■ EXERCISE OBJECTIVE
Output all the data exactly. Pictures do not belong in the copy.

■ THE RECORDS
○ ○ ○ ○

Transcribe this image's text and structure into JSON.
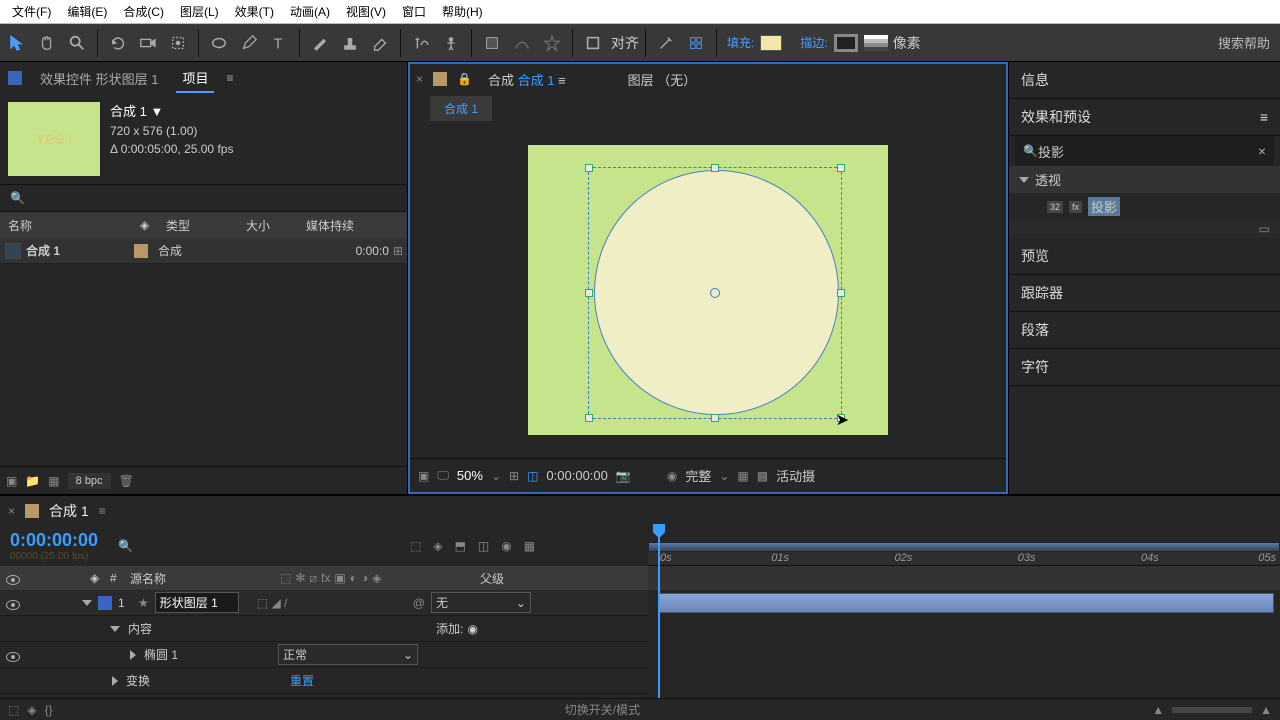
{
  "menu": [
    "文件(F)",
    "编辑(E)",
    "合成(C)",
    "图层(L)",
    "效果(T)",
    "动画(A)",
    "视图(V)",
    "窗口",
    "帮助(H)"
  ],
  "toolbar": {
    "align": "对齐",
    "fill": "填充:",
    "stroke": "描边:",
    "px": "像素",
    "search_help": "搜索帮助",
    "fill_swatch": "#f1e7a8",
    "stroke_swatch": "#222222"
  },
  "left": {
    "tab_effects": "效果控件 形状图层 1",
    "tab_project": "项目",
    "comp_title": "合成 1 ▼",
    "resolution": "720 x 576 (1.00)",
    "duration": "Δ 0:00:05:00, 25.00 fps",
    "thumb_text": "YES !",
    "headers": {
      "name": "名称",
      "type": "类型",
      "size": "大小",
      "media": "媒体持续"
    },
    "row": {
      "name": "合成 1",
      "type": "合成",
      "dur": "0:00:0"
    },
    "bpc": "8 bpc"
  },
  "center": {
    "tab_comp_label": "合成",
    "tab_comp_name": "合成 1",
    "tab_layer": "图层 （无）",
    "subtab": "合成 1",
    "zoom": "50%",
    "time": "0:00:00:00",
    "quality": "完整",
    "camera": "活动摄"
  },
  "right": {
    "info": "信息",
    "efx": "效果和预设",
    "search_value": "投影",
    "tree_parent": "透视",
    "tree_child": "投影",
    "preview": "预览",
    "tracker": "跟踪器",
    "paragraph": "段落",
    "char": "字符"
  },
  "timeline": {
    "tab": "合成 1",
    "timecode": "0:00:00:00",
    "subtime": "00000 (25.00 fps)",
    "headers": {
      "num": "#",
      "source": "源名称",
      "parent": "父级"
    },
    "layer1": {
      "num": "1",
      "name": "形状图层 1",
      "parent": "无"
    },
    "contents": "内容",
    "add": "添加:",
    "ellipse": "椭圆 1",
    "ellipse_mode": "正常",
    "transform": "变换",
    "reset": "重置",
    "ticks": [
      "0s",
      "01s",
      "02s",
      "03s",
      "04s",
      "05s"
    ],
    "footer": "切换开关/模式"
  }
}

○ ○ ○ ○

■ SOLUTION TO THIS EXERCISE
Transcribe this image's text and structure into JSON.
{
  "menu": [
    "文件(F)",
    "编辑(E)",
    "合成(C)",
    "图层(L)",
    "效果(T)",
    "动画(A)",
    "视图(V)",
    "窗口",
    "帮助(H)"
  ],
  "toolbar": {
    "align": "对齐",
    "fill": "填充:",
    "stroke": "描边:",
    "px": "像素",
    "search_help": "搜索帮助",
    "fill_swatch": "#f1e7a8",
    "stroke_swatch": "#222222"
  },
  "left": {
    "tab_effects": "效果控件 形状图层 1",
    "tab_project": "项目",
    "comp_title": "合成 1 ▼",
    "resolution": "720 x 576 (1.00)",
    "duration": "Δ 0:00:05:00, 25.00 fps",
    "thumb_text": "YES !",
    "headers": {
      "name": "名称",
      "type": "类型",
      "size": "大小",
      "media": "媒体持续"
    },
    "row": {
      "name": "合成 1",
      "type": "合成",
      "dur": "0:00:0"
    },
    "bpc": "8 bpc"
  },
  "center": {
    "tab_comp_label": "合成",
    "tab_comp_name": "合成 1",
    "tab_layer": "图层 （无）",
    "subtab": "合成 1",
    "zoom": "50%",
    "time": "0:00:00:00",
    "quality": "完整",
    "camera": "活动摄"
  },
  "right": {
    "info": "信息",
    "efx": "效果和预设",
    "search_value": "投影",
    "tree_parent": "透视",
    "tree_child": "投影",
    "preview": "预览",
    "tracker": "跟踪器",
    "paragraph": "段落",
    "char": "字符"
  },
  "timeline": {
    "tab": "合成 1",
    "timecode": "0:00:00:00",
    "subtime": "00000 (25.00 fps)",
    "headers": {
      "num": "#",
      "source": "源名称",
      "parent": "父级"
    },
    "layer1": {
      "num": "1",
      "name": "形状图层 1",
      "parent": "无"
    },
    "contents": "内容",
    "add": "添加:",
    "ellipse": "椭圆 1",
    "ellipse_mode": "正常",
    "transform": "变换",
    "reset": "重置",
    "ticks": [
      "0s",
      "01s",
      "02s",
      "03s",
      "04s",
      "05s"
    ],
    "footer": "切换开关/模式"
  }
}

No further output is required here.